§ **Task description**
Omit the pictures and return every entry exactly as written.

Rows from a figure dataset:
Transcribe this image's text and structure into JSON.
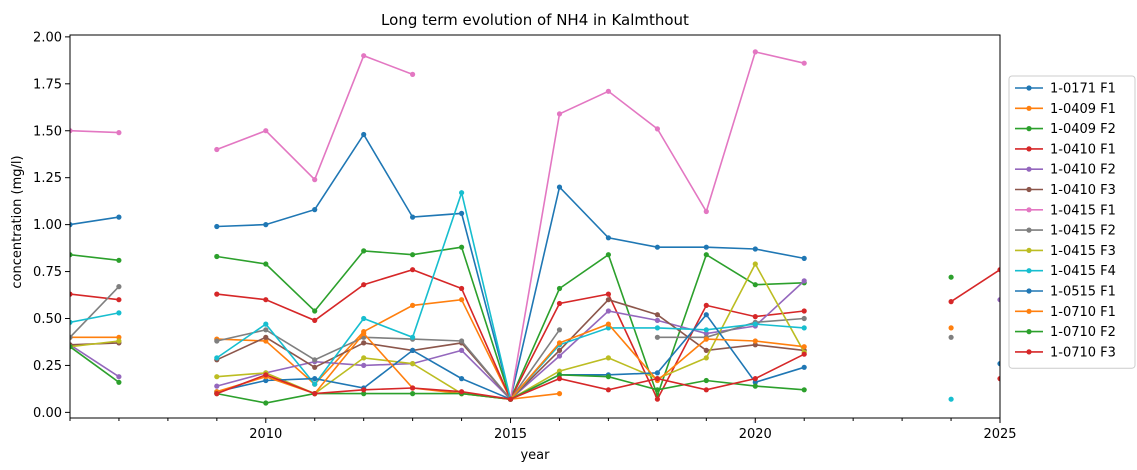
{
  "chart_data": {
    "type": "line",
    "title": "Long term evolution of NH4 in Kalmthout",
    "xlabel": "year",
    "ylabel": "concentration (mg/l)",
    "xlim": [
      2006,
      2025
    ],
    "ylim": [
      -0.03,
      2.01
    ],
    "x_ticks": [
      2010,
      2015,
      2020,
      2025
    ],
    "y_ticks": [
      "0.00",
      "0.25",
      "0.50",
      "0.75",
      "1.00",
      "1.25",
      "1.50",
      "1.75",
      "2.00"
    ],
    "y_tick_values": [
      0,
      0.25,
      0.5,
      0.75,
      1.0,
      1.25,
      1.5,
      1.75,
      2.0
    ],
    "grid": false,
    "legend_position": "right",
    "series": [
      {
        "name": "1-0171 F1",
        "color": "#1f77b4",
        "x": [
          2006,
          2007,
          2009,
          2010,
          2011,
          2012,
          2013,
          2014,
          2015,
          2016,
          2017,
          2018,
          2019,
          2020,
          2021
        ],
        "y": [
          1.0,
          1.04,
          0.99,
          1.0,
          1.08,
          1.48,
          1.04,
          1.06,
          0.07,
          1.2,
          0.93,
          0.88,
          0.88,
          0.87,
          0.82
        ]
      },
      {
        "name": "1-0409 F1",
        "color": "#ff7f0e",
        "x": [
          2006,
          2007,
          2009,
          2010,
          2011,
          2012,
          2013,
          2014,
          2015,
          2016
        ],
        "y": [
          0.4,
          0.4,
          0.39,
          0.38,
          0.15,
          0.43,
          0.57,
          0.6,
          0.07,
          0.1
        ]
      },
      {
        "name": "1-0409 F2",
        "color": "#2ca02c",
        "x": [
          2006,
          2007,
          2009,
          2010,
          2011,
          2012,
          2013,
          2014,
          2015,
          2016,
          2017,
          2018,
          2019,
          2020,
          2021,
          2024
        ],
        "y": [
          0.84,
          0.81,
          0.83,
          0.79,
          0.54,
          0.86,
          0.84,
          0.88,
          0.07,
          0.66,
          0.84,
          0.09,
          0.84,
          0.68,
          0.69,
          0.72
        ]
      },
      {
        "name": "1-0410 F1",
        "color": "#d62728",
        "x": [
          2006,
          2007,
          2009,
          2010,
          2011,
          2012,
          2013,
          2014,
          2015,
          2016,
          2017,
          2018,
          2019,
          2020,
          2021,
          2024,
          2025
        ],
        "y": [
          0.63,
          0.6,
          0.63,
          0.6,
          0.49,
          0.68,
          0.76,
          0.66,
          0.07,
          0.58,
          0.63,
          0.07,
          0.57,
          0.51,
          0.54,
          0.59,
          0.76
        ]
      },
      {
        "name": "1-0410 F2",
        "color": "#9467bd",
        "x": [
          2006,
          2007,
          2009,
          2010,
          2011,
          2012,
          2013,
          2014,
          2015,
          2016,
          2017,
          2018,
          2019,
          2020,
          2021,
          2025
        ],
        "y": [
          0.36,
          0.19,
          0.14,
          0.21,
          0.27,
          0.25,
          0.26,
          0.33,
          0.07,
          0.3,
          0.54,
          0.49,
          0.42,
          0.46,
          0.7,
          0.6
        ]
      },
      {
        "name": "1-0410 F3",
        "color": "#8c564b",
        "x": [
          2006,
          2007,
          2009,
          2010,
          2011,
          2012,
          2013,
          2014,
          2015,
          2016,
          2017,
          2018,
          2019,
          2020,
          2021
        ],
        "y": [
          0.36,
          0.37,
          0.28,
          0.4,
          0.24,
          0.37,
          0.33,
          0.37,
          0.07,
          0.33,
          0.6,
          0.52,
          0.33,
          0.36,
          0.33
        ]
      },
      {
        "name": "1-0415 F1",
        "color": "#e377c2",
        "x": [
          2006,
          2007,
          2009,
          2010,
          2011,
          2012,
          2013,
          2015,
          2016,
          2017,
          2018,
          2019,
          2020,
          2021
        ],
        "y": [
          1.5,
          1.49,
          1.4,
          1.5,
          1.24,
          1.9,
          1.8,
          0.07,
          1.59,
          1.71,
          1.51,
          1.07,
          1.92,
          1.86
        ]
      },
      {
        "name": "1-0415 F2",
        "color": "#7f7f7f",
        "x": [
          2006,
          2007,
          2009,
          2010,
          2011,
          2012,
          2013,
          2014,
          2015,
          2016,
          2018,
          2019,
          2020,
          2021,
          2024
        ],
        "y": [
          0.4,
          0.67,
          0.38,
          0.44,
          0.28,
          0.4,
          0.39,
          0.38,
          0.07,
          0.44,
          0.4,
          0.4,
          0.48,
          0.5,
          0.4
        ]
      },
      {
        "name": "1-0415 F3",
        "color": "#bcbd22",
        "x": [
          2006,
          2007,
          2009,
          2010,
          2011,
          2012,
          2013,
          2014,
          2015,
          2016,
          2017,
          2018,
          2019,
          2020,
          2021
        ],
        "y": [
          0.35,
          0.38,
          0.19,
          0.21,
          0.1,
          0.29,
          0.26,
          0.1,
          0.07,
          0.22,
          0.29,
          0.18,
          0.29,
          0.79,
          0.32
        ]
      },
      {
        "name": "1-0415 F4",
        "color": "#17becf",
        "x": [
          2006,
          2007,
          2009,
          2010,
          2011,
          2012,
          2013,
          2014,
          2015,
          2016,
          2017,
          2018,
          2019,
          2020,
          2021,
          2024
        ],
        "y": [
          0.48,
          0.53,
          0.29,
          0.47,
          0.15,
          0.5,
          0.4,
          1.17,
          0.07,
          0.36,
          0.45,
          0.45,
          0.44,
          0.47,
          0.45,
          0.07
        ]
      },
      {
        "name": "1-0515 F1",
        "color": "#1f77b4",
        "x": [
          2009,
          2010,
          2011,
          2012,
          2013,
          2014,
          2015,
          2016,
          2017,
          2018,
          2019,
          2020,
          2021,
          2025
        ],
        "y": [
          0.11,
          0.17,
          0.18,
          0.13,
          0.33,
          0.18,
          0.07,
          0.2,
          0.2,
          0.21,
          0.52,
          0.16,
          0.24,
          0.26
        ]
      },
      {
        "name": "1-0710 F1",
        "color": "#ff7f0e",
        "x": [
          2009,
          2010,
          2011,
          2012,
          2013,
          2014,
          2015,
          2016,
          2017,
          2018,
          2019,
          2020,
          2021,
          2024
        ],
        "y": [
          0.11,
          0.19,
          0.1,
          0.42,
          0.13,
          0.1,
          0.07,
          0.37,
          0.47,
          0.17,
          0.39,
          0.38,
          0.35,
          0.45
        ]
      },
      {
        "name": "1-0710 F2",
        "color": "#2ca02c",
        "x": [
          2006,
          2007,
          2009,
          2010,
          2011,
          2012,
          2013,
          2014,
          2015,
          2016,
          2017,
          2018,
          2019,
          2020,
          2021
        ],
        "y": [
          0.35,
          0.16,
          0.1,
          0.05,
          0.1,
          0.1,
          0.1,
          0.1,
          0.07,
          0.2,
          0.19,
          0.12,
          0.17,
          0.14,
          0.12
        ]
      },
      {
        "name": "1-0710 F3",
        "color": "#d62728",
        "x": [
          2009,
          2010,
          2011,
          2012,
          2013,
          2014,
          2015,
          2016,
          2017,
          2018,
          2019,
          2020,
          2021,
          2025
        ],
        "y": [
          0.1,
          0.2,
          0.1,
          0.12,
          0.13,
          0.11,
          0.07,
          0.18,
          0.12,
          0.18,
          0.12,
          0.18,
          0.31,
          0.18
        ]
      }
    ]
  }
}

§ **Solution to the problem**
Transcribe this image's text and structure into JSON.
{
  "chart_data": {
    "type": "line",
    "title": "Long term evolution of NH4 in Kalmthout",
    "xlabel": "year",
    "ylabel": "concentration (mg/l)",
    "xlim": [
      2006,
      2025
    ],
    "ylim": [
      -0.03,
      2.01
    ],
    "x_ticks": [
      2010,
      2015,
      2020,
      2025
    ],
    "y_ticks": [
      "0.00",
      "0.25",
      "0.50",
      "0.75",
      "1.00",
      "1.25",
      "1.50",
      "1.75",
      "2.00"
    ],
    "y_tick_values": [
      0,
      0.25,
      0.5,
      0.75,
      1.0,
      1.25,
      1.5,
      1.75,
      2.0
    ],
    "grid": false,
    "legend_position": "right",
    "series": [
      {
        "name": "1-0171 F1",
        "color": "#1f77b4",
        "x": [
          2006,
          2007,
          2009,
          2010,
          2011,
          2012,
          2013,
          2014,
          2015,
          2016,
          2017,
          2018,
          2019,
          2020,
          2021
        ],
        "y": [
          1.0,
          1.04,
          0.99,
          1.0,
          1.08,
          1.48,
          1.04,
          1.06,
          0.07,
          1.2,
          0.93,
          0.88,
          0.88,
          0.87,
          0.82
        ]
      },
      {
        "name": "1-0409 F1",
        "color": "#ff7f0e",
        "x": [
          2006,
          2007,
          2009,
          2010,
          2011,
          2012,
          2013,
          2014,
          2015,
          2016
        ],
        "y": [
          0.4,
          0.4,
          0.39,
          0.38,
          0.15,
          0.43,
          0.57,
          0.6,
          0.07,
          0.1
        ]
      },
      {
        "name": "1-0409 F2",
        "color": "#2ca02c",
        "x": [
          2006,
          2007,
          2009,
          2010,
          2011,
          2012,
          2013,
          2014,
          2015,
          2016,
          2017,
          2018,
          2019,
          2020,
          2021,
          2024
        ],
        "y": [
          0.84,
          0.81,
          0.83,
          0.79,
          0.54,
          0.86,
          0.84,
          0.88,
          0.07,
          0.66,
          0.84,
          0.09,
          0.84,
          0.68,
          0.69,
          0.72
        ]
      },
      {
        "name": "1-0410 F1",
        "color": "#d62728",
        "x": [
          2006,
          2007,
          2009,
          2010,
          2011,
          2012,
          2013,
          2014,
          2015,
          2016,
          2017,
          2018,
          2019,
          2020,
          2021,
          2024,
          2025
        ],
        "y": [
          0.63,
          0.6,
          0.63,
          0.6,
          0.49,
          0.68,
          0.76,
          0.66,
          0.07,
          0.58,
          0.63,
          0.07,
          0.57,
          0.51,
          0.54,
          0.59,
          0.76
        ]
      },
      {
        "name": "1-0410 F2",
        "color": "#9467bd",
        "x": [
          2006,
          2007,
          2009,
          2010,
          2011,
          2012,
          2013,
          2014,
          2015,
          2016,
          2017,
          2018,
          2019,
          2020,
          2021,
          2025
        ],
        "y": [
          0.36,
          0.19,
          0.14,
          0.21,
          0.27,
          0.25,
          0.26,
          0.33,
          0.07,
          0.3,
          0.54,
          0.49,
          0.42,
          0.46,
          0.7,
          0.6
        ]
      },
      {
        "name": "1-0410 F3",
        "color": "#8c564b",
        "x": [
          2006,
          2007,
          2009,
          2010,
          2011,
          2012,
          2013,
          2014,
          2015,
          2016,
          2017,
          2018,
          2019,
          2020,
          2021
        ],
        "y": [
          0.36,
          0.37,
          0.28,
          0.4,
          0.24,
          0.37,
          0.33,
          0.37,
          0.07,
          0.33,
          0.6,
          0.52,
          0.33,
          0.36,
          0.33
        ]
      },
      {
        "name": "1-0415 F1",
        "color": "#e377c2",
        "x": [
          2006,
          2007,
          2009,
          2010,
          2011,
          2012,
          2013,
          2015,
          2016,
          2017,
          2018,
          2019,
          2020,
          2021
        ],
        "y": [
          1.5,
          1.49,
          1.4,
          1.5,
          1.24,
          1.9,
          1.8,
          0.07,
          1.59,
          1.71,
          1.51,
          1.07,
          1.92,
          1.86
        ]
      },
      {
        "name": "1-0415 F2",
        "color": "#7f7f7f",
        "x": [
          2006,
          2007,
          2009,
          2010,
          2011,
          2012,
          2013,
          2014,
          2015,
          2016,
          2018,
          2019,
          2020,
          2021,
          2024
        ],
        "y": [
          0.4,
          0.67,
          0.38,
          0.44,
          0.28,
          0.4,
          0.39,
          0.38,
          0.07,
          0.44,
          0.4,
          0.4,
          0.48,
          0.5,
          0.4
        ]
      },
      {
        "name": "1-0415 F3",
        "color": "#bcbd22",
        "x": [
          2006,
          2007,
          2009,
          2010,
          2011,
          2012,
          2013,
          2014,
          2015,
          2016,
          2017,
          2018,
          2019,
          2020,
          2021
        ],
        "y": [
          0.35,
          0.38,
          0.19,
          0.21,
          0.1,
          0.29,
          0.26,
          0.1,
          0.07,
          0.22,
          0.29,
          0.18,
          0.29,
          0.79,
          0.32
        ]
      },
      {
        "name": "1-0415 F4",
        "color": "#17becf",
        "x": [
          2006,
          2007,
          2009,
          2010,
          2011,
          2012,
          2013,
          2014,
          2015,
          2016,
          2017,
          2018,
          2019,
          2020,
          2021,
          2024
        ],
        "y": [
          0.48,
          0.53,
          0.29,
          0.47,
          0.15,
          0.5,
          0.4,
          1.17,
          0.07,
          0.36,
          0.45,
          0.45,
          0.44,
          0.47,
          0.45,
          0.07
        ]
      },
      {
        "name": "1-0515 F1",
        "color": "#1f77b4",
        "x": [
          2009,
          2010,
          2011,
          2012,
          2013,
          2014,
          2015,
          2016,
          2017,
          2018,
          2019,
          2020,
          2021,
          2025
        ],
        "y": [
          0.11,
          0.17,
          0.18,
          0.13,
          0.33,
          0.18,
          0.07,
          0.2,
          0.2,
          0.21,
          0.52,
          0.16,
          0.24,
          0.26
        ]
      },
      {
        "name": "1-0710 F1",
        "color": "#ff7f0e",
        "x": [
          2009,
          2010,
          2011,
          2012,
          2013,
          2014,
          2015,
          2016,
          2017,
          2018,
          2019,
          2020,
          2021,
          2024
        ],
        "y": [
          0.11,
          0.19,
          0.1,
          0.42,
          0.13,
          0.1,
          0.07,
          0.37,
          0.47,
          0.17,
          0.39,
          0.38,
          0.35,
          0.45
        ]
      },
      {
        "name": "1-0710 F2",
        "color": "#2ca02c",
        "x": [
          2006,
          2007,
          2009,
          2010,
          2011,
          2012,
          2013,
          2014,
          2015,
          2016,
          2017,
          2018,
          2019,
          2020,
          2021
        ],
        "y": [
          0.35,
          0.16,
          0.1,
          0.05,
          0.1,
          0.1,
          0.1,
          0.1,
          0.07,
          0.2,
          0.19,
          0.12,
          0.17,
          0.14,
          0.12
        ]
      },
      {
        "name": "1-0710 F3",
        "color": "#d62728",
        "x": [
          2009,
          2010,
          2011,
          2012,
          2013,
          2014,
          2015,
          2016,
          2017,
          2018,
          2019,
          2020,
          2021,
          2025
        ],
        "y": [
          0.1,
          0.2,
          0.1,
          0.12,
          0.13,
          0.11,
          0.07,
          0.18,
          0.12,
          0.18,
          0.12,
          0.18,
          0.31,
          0.18
        ]
      }
    ]
  }
}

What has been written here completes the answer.